### What is being asked:
Locate and copy each line in the data that contains the word "with".

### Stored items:
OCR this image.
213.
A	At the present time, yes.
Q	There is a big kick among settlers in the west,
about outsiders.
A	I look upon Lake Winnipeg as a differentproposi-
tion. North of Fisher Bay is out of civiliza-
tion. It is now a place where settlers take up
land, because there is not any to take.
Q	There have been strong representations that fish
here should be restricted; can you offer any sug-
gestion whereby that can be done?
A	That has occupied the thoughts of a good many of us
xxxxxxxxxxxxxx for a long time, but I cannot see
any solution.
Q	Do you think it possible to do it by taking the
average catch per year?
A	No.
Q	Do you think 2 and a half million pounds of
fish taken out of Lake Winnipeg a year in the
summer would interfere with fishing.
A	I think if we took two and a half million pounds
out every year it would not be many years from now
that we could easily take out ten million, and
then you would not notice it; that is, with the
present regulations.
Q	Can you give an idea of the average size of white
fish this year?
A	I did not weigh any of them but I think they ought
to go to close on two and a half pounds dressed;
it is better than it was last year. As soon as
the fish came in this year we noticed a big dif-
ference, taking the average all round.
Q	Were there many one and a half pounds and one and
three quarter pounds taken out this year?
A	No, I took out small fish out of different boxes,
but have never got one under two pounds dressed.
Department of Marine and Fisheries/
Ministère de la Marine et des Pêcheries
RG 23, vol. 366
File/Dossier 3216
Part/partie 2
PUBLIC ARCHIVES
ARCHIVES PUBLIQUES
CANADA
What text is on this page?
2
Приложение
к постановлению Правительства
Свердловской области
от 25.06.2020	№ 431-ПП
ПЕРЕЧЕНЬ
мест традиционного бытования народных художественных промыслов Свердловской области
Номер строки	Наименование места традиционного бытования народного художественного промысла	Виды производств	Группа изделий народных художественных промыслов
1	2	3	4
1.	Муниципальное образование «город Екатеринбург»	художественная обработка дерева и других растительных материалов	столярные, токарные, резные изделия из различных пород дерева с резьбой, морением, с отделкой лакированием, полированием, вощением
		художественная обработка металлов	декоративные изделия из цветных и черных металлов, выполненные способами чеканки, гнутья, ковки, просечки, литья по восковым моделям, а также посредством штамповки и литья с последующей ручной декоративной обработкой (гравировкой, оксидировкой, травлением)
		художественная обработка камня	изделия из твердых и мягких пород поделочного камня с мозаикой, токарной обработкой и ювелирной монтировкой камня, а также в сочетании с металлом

### Answer to this problem:
summer would interfere with fishing.
then you would not notice it; that is, with the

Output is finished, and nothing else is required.